Assignment. Scan the material below and copy every line holding the word "JSON".

::: Extracted entries :::

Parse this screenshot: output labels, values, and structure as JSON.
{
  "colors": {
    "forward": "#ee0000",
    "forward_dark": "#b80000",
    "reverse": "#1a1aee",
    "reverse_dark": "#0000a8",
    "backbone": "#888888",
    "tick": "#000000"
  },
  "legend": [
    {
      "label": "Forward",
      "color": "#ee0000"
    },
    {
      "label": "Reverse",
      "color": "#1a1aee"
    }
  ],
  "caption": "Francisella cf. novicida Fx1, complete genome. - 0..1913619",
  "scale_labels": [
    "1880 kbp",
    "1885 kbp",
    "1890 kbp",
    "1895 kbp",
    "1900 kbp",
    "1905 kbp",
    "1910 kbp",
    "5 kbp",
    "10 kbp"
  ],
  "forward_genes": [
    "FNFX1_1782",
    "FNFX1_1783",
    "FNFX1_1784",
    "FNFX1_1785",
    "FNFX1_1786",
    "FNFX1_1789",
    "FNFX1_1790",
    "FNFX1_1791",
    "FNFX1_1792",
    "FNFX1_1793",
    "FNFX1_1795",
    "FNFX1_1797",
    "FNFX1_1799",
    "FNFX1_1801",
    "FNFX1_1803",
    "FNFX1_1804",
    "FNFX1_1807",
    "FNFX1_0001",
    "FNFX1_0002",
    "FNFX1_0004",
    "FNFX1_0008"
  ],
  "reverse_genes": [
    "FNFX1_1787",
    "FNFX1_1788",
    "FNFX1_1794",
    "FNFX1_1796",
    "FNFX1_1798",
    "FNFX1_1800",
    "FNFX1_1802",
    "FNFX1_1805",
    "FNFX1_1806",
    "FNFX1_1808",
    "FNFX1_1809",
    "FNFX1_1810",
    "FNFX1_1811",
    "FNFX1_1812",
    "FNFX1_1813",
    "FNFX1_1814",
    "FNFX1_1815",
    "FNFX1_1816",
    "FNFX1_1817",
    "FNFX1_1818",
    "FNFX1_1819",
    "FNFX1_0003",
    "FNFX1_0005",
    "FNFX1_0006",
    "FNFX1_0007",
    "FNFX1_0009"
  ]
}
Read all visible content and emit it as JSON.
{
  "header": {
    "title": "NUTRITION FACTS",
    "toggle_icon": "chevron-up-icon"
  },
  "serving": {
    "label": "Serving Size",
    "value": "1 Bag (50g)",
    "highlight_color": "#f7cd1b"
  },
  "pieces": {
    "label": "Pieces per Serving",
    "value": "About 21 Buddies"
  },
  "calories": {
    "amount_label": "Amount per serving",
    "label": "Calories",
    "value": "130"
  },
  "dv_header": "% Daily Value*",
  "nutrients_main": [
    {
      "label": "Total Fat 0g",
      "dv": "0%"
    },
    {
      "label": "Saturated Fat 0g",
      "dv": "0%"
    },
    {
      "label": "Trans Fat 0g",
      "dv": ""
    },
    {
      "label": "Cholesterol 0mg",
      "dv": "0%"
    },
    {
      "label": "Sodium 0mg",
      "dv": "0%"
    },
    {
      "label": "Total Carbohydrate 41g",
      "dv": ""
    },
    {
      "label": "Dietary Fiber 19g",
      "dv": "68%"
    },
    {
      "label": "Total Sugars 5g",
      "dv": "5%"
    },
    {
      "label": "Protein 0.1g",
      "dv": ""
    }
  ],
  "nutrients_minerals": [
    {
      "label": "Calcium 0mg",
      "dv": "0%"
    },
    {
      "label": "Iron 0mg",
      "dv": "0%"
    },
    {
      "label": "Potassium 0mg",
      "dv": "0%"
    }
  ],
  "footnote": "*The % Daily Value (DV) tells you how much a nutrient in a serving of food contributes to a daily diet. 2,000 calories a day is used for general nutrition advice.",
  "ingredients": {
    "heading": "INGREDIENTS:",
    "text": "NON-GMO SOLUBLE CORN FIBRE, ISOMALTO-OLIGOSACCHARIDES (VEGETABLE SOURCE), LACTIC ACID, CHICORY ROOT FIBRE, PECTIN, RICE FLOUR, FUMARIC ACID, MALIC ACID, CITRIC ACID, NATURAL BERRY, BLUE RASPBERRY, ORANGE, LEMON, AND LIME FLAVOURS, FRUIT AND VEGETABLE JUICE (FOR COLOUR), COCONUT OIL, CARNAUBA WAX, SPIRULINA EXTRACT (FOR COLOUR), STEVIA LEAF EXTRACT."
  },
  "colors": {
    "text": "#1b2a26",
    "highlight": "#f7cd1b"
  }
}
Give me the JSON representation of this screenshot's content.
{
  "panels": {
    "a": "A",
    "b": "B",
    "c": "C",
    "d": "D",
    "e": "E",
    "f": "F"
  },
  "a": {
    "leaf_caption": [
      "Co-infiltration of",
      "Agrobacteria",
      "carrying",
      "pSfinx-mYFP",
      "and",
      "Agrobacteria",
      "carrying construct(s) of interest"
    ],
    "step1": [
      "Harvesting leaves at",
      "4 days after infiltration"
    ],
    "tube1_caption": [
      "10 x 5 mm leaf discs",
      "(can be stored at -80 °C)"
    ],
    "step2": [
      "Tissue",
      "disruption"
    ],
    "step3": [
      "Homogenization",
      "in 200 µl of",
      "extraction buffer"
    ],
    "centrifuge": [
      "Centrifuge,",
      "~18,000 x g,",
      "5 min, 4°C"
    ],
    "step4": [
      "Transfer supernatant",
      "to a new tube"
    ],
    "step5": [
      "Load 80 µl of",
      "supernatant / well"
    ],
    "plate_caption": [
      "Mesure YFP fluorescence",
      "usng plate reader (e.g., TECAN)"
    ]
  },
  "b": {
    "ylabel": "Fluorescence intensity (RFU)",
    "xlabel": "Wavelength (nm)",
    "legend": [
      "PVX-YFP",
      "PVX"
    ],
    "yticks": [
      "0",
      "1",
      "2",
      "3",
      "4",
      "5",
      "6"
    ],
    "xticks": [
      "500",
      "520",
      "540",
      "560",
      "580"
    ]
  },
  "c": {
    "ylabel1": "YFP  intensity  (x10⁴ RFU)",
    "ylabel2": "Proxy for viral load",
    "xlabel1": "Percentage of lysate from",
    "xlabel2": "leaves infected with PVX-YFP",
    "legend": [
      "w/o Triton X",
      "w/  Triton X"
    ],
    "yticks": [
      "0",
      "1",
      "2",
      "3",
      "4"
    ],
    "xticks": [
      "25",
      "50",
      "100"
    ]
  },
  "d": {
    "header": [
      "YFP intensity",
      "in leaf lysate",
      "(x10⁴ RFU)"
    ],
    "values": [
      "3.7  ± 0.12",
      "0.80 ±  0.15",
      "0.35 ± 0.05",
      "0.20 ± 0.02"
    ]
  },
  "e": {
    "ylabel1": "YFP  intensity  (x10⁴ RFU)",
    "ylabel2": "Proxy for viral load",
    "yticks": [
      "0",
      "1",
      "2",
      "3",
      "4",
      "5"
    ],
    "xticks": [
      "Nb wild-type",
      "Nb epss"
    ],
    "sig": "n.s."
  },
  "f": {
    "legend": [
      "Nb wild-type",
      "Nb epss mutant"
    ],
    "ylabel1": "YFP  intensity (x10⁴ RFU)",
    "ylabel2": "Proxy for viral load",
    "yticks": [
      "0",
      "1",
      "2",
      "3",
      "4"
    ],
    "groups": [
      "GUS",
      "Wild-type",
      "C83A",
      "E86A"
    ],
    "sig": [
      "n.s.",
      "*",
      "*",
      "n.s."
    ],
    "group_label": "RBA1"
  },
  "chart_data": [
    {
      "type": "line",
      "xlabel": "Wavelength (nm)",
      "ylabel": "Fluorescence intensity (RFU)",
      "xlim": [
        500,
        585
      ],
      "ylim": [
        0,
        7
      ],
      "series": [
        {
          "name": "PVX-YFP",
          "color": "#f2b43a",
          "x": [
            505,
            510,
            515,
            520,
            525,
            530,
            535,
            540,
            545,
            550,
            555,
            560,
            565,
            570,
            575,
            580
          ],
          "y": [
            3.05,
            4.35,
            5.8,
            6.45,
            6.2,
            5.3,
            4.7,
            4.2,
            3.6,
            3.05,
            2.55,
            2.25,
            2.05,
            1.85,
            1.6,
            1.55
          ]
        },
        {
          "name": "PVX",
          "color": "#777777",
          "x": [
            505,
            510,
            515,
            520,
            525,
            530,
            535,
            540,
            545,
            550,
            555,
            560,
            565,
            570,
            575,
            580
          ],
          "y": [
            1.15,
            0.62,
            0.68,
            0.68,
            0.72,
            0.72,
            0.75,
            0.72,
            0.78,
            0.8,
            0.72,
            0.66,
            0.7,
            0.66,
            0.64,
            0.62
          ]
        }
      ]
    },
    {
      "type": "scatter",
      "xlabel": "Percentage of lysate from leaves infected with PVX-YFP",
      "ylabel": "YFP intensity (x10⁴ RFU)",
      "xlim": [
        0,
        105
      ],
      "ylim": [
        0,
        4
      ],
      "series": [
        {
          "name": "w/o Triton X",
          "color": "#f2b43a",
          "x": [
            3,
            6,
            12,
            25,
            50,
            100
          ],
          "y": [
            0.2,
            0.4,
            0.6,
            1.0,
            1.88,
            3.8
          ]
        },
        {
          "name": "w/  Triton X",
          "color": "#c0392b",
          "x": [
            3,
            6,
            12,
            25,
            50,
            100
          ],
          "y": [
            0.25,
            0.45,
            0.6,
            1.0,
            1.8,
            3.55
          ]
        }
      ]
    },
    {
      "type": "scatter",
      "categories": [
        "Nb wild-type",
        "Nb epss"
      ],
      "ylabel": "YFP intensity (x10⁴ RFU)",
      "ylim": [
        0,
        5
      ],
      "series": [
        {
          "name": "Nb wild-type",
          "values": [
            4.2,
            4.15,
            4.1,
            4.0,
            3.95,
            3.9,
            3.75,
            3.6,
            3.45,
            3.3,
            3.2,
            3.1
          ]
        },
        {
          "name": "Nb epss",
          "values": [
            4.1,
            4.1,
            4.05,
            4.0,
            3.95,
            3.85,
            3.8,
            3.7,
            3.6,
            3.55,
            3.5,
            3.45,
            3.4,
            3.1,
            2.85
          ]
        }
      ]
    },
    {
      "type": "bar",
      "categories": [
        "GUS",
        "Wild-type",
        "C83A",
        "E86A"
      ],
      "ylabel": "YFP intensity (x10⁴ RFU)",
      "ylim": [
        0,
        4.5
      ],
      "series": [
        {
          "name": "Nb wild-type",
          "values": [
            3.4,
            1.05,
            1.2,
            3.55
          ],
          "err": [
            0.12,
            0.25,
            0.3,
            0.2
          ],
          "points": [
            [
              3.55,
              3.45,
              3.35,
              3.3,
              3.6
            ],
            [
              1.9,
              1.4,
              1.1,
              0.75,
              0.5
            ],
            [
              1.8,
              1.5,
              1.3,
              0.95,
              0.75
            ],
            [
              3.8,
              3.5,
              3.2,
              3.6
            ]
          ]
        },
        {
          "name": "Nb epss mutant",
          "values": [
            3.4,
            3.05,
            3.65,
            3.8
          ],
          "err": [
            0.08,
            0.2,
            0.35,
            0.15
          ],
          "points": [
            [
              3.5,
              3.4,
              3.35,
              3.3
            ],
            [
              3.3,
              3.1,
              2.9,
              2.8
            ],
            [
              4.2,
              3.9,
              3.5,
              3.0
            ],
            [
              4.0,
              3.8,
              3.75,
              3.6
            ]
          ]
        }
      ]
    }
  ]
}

:::

Result for this exercise.
Parse this screenshot: output labels, values, and structure as JSON.
Read all visible content and emit it as JSON.
Give me the JSON representation of this screenshot's content.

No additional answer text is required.